Your task
Print every line below exactly as written, but leave the pictures behind.

══════

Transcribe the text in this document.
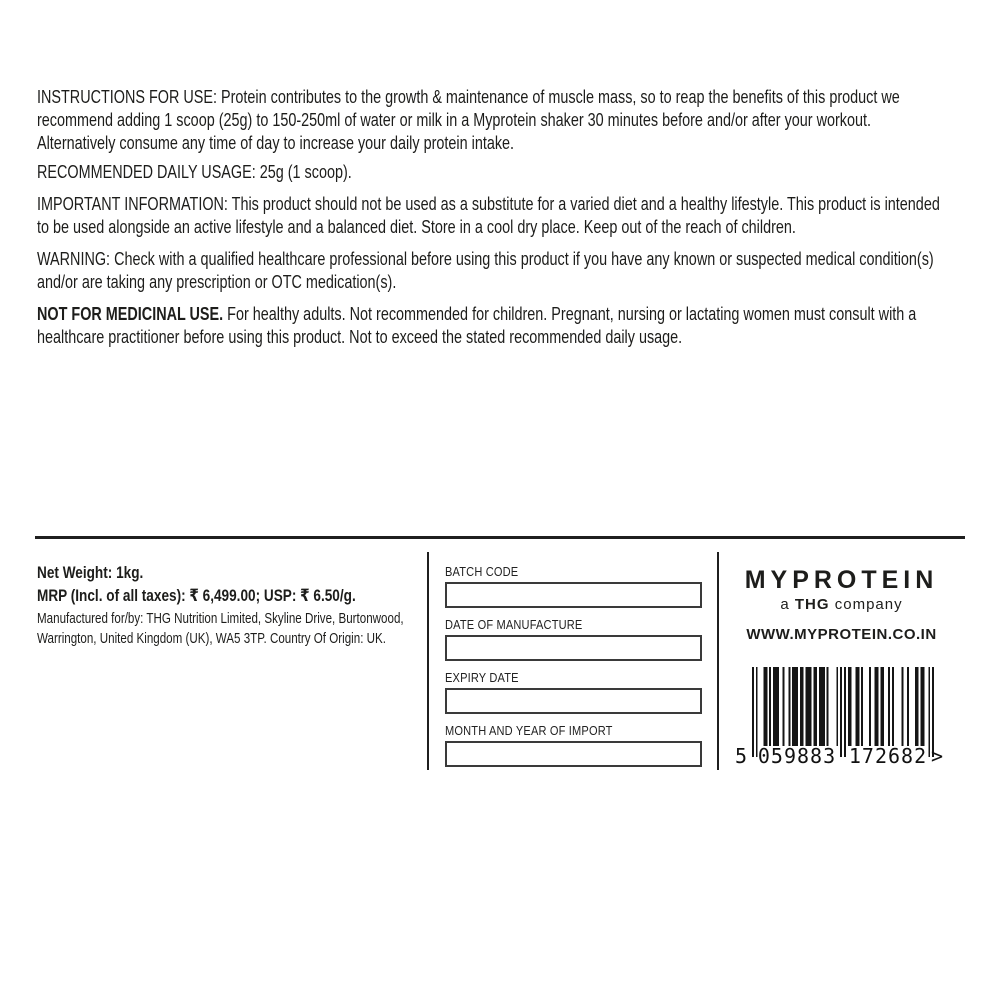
INSTRUCTIONS FOR USE: Protein contributes to the growth & maintenance of muscle mass, so to reap the benefits of this product we
recommend adding 1 scoop (25g) to 150-250ml of water or milk in a Myprotein shaker 30 minutes before and/or after your workout.
Alternatively consume any time of day to increase your daily protein intake.
RECOMMENDED DAILY USAGE: 25g (1 scoop).
IMPORTANT INFORMATION: This product should not be used as a substitute for a varied diet and a healthy lifestyle. This product is intended
to be used alongside an active lifestyle and a balanced diet. Store in a cool dry place. Keep out of the reach of children.
WARNING: Check with a qualified healthcare professional before using this product if you have any known or suspected medical condition(s)
and/or are taking any prescription or OTC medication(s).
NOT FOR MEDICINAL USE. For healthy adults. Not recommended for children. Pregnant, nursing or lactating women must consult with a
healthcare practitioner before using this product. Not to exceed the stated recommended daily usage.
Net Weight: 1kg.
MRP (Incl. of all taxes): ₹ 6,499.00; USP: ₹ 6.50/g.
Manufactured for/by: THG Nutrition Limited, Skyline Drive, Burtonwood,
Warrington, United Kingdom (UK), WA5 3TP. Country Of Origin: UK.
BATCH CODE
DATE OF MANUFACTURE
EXPIRY DATE
MONTH AND YEAR OF IMPORT
MYPROTEIN
a THG company
WWW.MYPROTEIN.CO.IN
5 059883 172682 >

══════

Exercise solution
Transcribe the text in this document.
INSTRUCTIONS FOR USE: Protein contributes to the growth & maintenance of muscle mass, so to reap the benefits of this product we
recommend adding 1 scoop (25g) to 150-250ml of water or milk in a Myprotein shaker 30 minutes before and/or after your workout.
Alternatively consume any time of day to increase your daily protein intake.
RECOMMENDED DAILY USAGE: 25g (1 scoop).
IMPORTANT INFORMATION: This product should not be used as a substitute for a varied diet and a healthy lifestyle. This product is intended
to be used alongside an active lifestyle and a balanced diet. Store in a cool dry place. Keep out of the reach of children.
WARNING: Check with a qualified healthcare professional before using this product if you have any known or suspected medical condition(s)
and/or are taking any prescription or OTC medication(s).
NOT FOR MEDICINAL USE. For healthy adults. Not recommended for children. Pregnant, nursing or lactating women must consult with a
healthcare practitioner before using this product. Not to exceed the stated recommended daily usage.
Net Weight: 1kg.
MRP (Incl. of all taxes): ₹ 6,499.00; USP: ₹ 6.50/g.
Manufactured for/by: THG Nutrition Limited, Skyline Drive, Burtonwood,
Warrington, United Kingdom (UK), WA5 3TP. Country Of Origin: UK.
BATCH CODE
DATE OF MANUFACTURE
EXPIRY DATE
MONTH AND YEAR OF IMPORT
MYPROTEIN
a THG company
WWW.MYPROTEIN.CO.IN
5 059883 172682 >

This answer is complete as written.